- Direction
Output every entry exactly, from the first line to the last.

═════ Extracted information

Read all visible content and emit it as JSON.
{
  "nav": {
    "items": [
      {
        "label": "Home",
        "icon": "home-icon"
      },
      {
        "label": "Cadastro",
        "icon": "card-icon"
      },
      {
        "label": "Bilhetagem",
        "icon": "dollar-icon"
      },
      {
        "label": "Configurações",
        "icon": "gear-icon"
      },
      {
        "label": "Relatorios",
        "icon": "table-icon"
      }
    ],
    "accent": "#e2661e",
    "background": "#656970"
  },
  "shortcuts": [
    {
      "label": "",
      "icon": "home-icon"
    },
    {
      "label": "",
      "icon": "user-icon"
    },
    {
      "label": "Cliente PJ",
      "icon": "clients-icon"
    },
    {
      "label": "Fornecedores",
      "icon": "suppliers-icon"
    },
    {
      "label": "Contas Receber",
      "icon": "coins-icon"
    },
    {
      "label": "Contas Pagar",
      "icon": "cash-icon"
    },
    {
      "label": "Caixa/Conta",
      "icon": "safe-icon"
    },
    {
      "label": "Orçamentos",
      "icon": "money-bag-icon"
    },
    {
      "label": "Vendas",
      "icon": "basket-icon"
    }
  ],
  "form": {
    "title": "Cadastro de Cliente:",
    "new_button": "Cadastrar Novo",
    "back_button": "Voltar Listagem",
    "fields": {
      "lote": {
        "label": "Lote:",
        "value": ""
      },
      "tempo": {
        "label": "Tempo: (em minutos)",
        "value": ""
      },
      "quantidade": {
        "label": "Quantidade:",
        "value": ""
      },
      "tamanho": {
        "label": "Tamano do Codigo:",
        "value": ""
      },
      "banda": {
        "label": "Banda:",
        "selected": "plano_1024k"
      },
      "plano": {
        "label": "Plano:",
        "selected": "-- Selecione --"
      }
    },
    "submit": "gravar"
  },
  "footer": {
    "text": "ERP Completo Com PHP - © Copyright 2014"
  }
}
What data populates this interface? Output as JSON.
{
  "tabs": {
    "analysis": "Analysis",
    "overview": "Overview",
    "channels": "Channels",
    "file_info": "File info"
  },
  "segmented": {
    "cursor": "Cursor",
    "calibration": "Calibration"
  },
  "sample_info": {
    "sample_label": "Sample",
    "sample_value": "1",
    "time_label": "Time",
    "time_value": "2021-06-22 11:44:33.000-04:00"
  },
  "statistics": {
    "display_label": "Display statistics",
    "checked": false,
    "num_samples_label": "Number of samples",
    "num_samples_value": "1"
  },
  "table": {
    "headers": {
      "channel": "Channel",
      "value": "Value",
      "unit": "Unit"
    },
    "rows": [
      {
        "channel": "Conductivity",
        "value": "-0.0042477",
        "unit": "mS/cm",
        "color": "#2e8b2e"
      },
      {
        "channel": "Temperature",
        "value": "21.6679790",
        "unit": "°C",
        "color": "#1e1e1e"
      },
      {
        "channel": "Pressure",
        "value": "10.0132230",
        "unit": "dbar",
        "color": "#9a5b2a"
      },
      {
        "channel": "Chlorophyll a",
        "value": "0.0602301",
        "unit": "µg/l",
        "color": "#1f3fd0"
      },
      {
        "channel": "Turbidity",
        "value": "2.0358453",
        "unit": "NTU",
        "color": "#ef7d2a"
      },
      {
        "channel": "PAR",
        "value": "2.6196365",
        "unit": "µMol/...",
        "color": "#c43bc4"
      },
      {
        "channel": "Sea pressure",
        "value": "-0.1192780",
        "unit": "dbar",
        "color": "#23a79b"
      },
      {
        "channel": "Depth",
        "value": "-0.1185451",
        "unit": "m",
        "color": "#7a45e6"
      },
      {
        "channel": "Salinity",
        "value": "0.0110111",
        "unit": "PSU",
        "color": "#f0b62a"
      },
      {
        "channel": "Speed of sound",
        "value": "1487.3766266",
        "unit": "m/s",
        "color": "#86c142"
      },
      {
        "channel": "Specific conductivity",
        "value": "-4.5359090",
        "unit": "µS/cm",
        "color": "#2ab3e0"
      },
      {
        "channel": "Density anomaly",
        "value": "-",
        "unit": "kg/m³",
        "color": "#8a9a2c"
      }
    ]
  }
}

══════════

- Output below
Read all visible content and emit it as JSON.
{
  "nav": {
    "items": [
      {
        "label": "Home",
        "icon": "home-icon"
      },
      {
        "label": "Cadastro",
        "icon": "card-icon"
      },
      {
        "label": "Bilhetagem",
        "icon": "dollar-icon"
      },
      {
        "label": "Configurações",
        "icon": "gear-icon"
      },
      {
        "label": "Relatorios",
        "icon": "table-icon"
      }
    ],
    "accent": "#e2661e",
    "background": "#656970"
  },
  "shortcuts": [
    {
      "label": "",
      "icon": "home-icon"
    },
    {
      "label": "",
      "icon": "user-icon"
    },
    {
      "label": "Cliente PJ",
      "icon": "clients-icon"
    },
    {
      "label": "Fornecedores",
      "icon": "suppliers-icon"
    },
    {
      "label": "Contas Receber",
      "icon": "coins-icon"
    },
    {
      "label": "Contas Pagar",
      "icon": "cash-icon"
    },
    {
      "label": "Caixa/Conta",
      "icon": "safe-icon"
    },
    {
      "label": "Orçamentos",
      "icon": "money-bag-icon"
    },
    {
      "label": "Vendas",
      "icon": "basket-icon"
    }
  ],
  "form": {
    "title": "Cadastro de Cliente:",
    "new_button": "Cadastrar Novo",
    "back_button": "Voltar Listagem",
    "fields": {
      "lote": {
        "label": "Lote:",
        "value": ""
      },
      "tempo": {
        "label": "Tempo: (em minutos)",
        "value": ""
      },
      "quantidade": {
        "label": "Quantidade:",
        "value": ""
      },
      "tamanho": {
        "label": "Tamano do Codigo:",
        "value": ""
      },
      "banda": {
        "label": "Banda:",
        "selected": "plano_1024k"
      },
      "plano": {
        "label": "Plano:",
        "selected": "-- Selecione --"
      }
    },
    "submit": "gravar"
  },
  "footer": {
    "text": "ERP Completo Com PHP - © Copyright 2014"
  }
}
What data populates this interface? Output as JSON.
{
  "tabs": {
    "analysis": "Analysis",
    "overview": "Overview",
    "channels": "Channels",
    "file_info": "File info"
  },
  "segmented": {
    "cursor": "Cursor",
    "calibration": "Calibration"
  },
  "sample_info": {
    "sample_label": "Sample",
    "sample_value": "1",
    "time_label": "Time",
    "time_value": "2021-06-22 11:44:33.000-04:00"
  },
  "statistics": {
    "display_label": "Display statistics",
    "checked": false,
    "num_samples_label": "Number of samples",
    "num_samples_value": "1"
  },
  "table": {
    "headers": {
      "channel": "Channel",
      "value": "Value",
      "unit": "Unit"
    },
    "rows": [
      {
        "channel": "Conductivity",
        "value": "-0.0042477",
        "unit": "mS/cm",
        "color": "#2e8b2e"
      },
      {
        "channel": "Temperature",
        "value": "21.6679790",
        "unit": "°C",
        "color": "#1e1e1e"
      },
      {
        "channel": "Pressure",
        "value": "10.0132230",
        "unit": "dbar",
        "color": "#9a5b2a"
      },
      {
        "channel": "Chlorophyll a",
        "value": "0.0602301",
        "unit": "µg/l",
        "color": "#1f3fd0"
      },
      {
        "channel": "Turbidity",
        "value": "2.0358453",
        "unit": "NTU",
        "color": "#ef7d2a"
      },
      {
        "channel": "PAR",
        "value": "2.6196365",
        "unit": "µMol/...",
        "color": "#c43bc4"
      },
      {
        "channel": "Sea pressure",
        "value": "-0.1192780",
        "unit": "dbar",
        "color": "#23a79b"
      },
      {
        "channel": "Depth",
        "value": "-0.1185451",
        "unit": "m",
        "color": "#7a45e6"
      },
      {
        "channel": "Salinity",
        "value": "0.0110111",
        "unit": "PSU",
        "color": "#f0b62a"
      },
      {
        "channel": "Speed of sound",
        "value": "1487.3766266",
        "unit": "m/s",
        "color": "#86c142"
      },
      {
        "channel": "Specific conductivity",
        "value": "-4.5359090",
        "unit": "µS/cm",
        "color": "#2ab3e0"
      },
      {
        "channel": "Density anomaly",
        "value": "-",
        "unit": "kg/m³",
        "color": "#8a9a2c"
      }
    ]
  }
}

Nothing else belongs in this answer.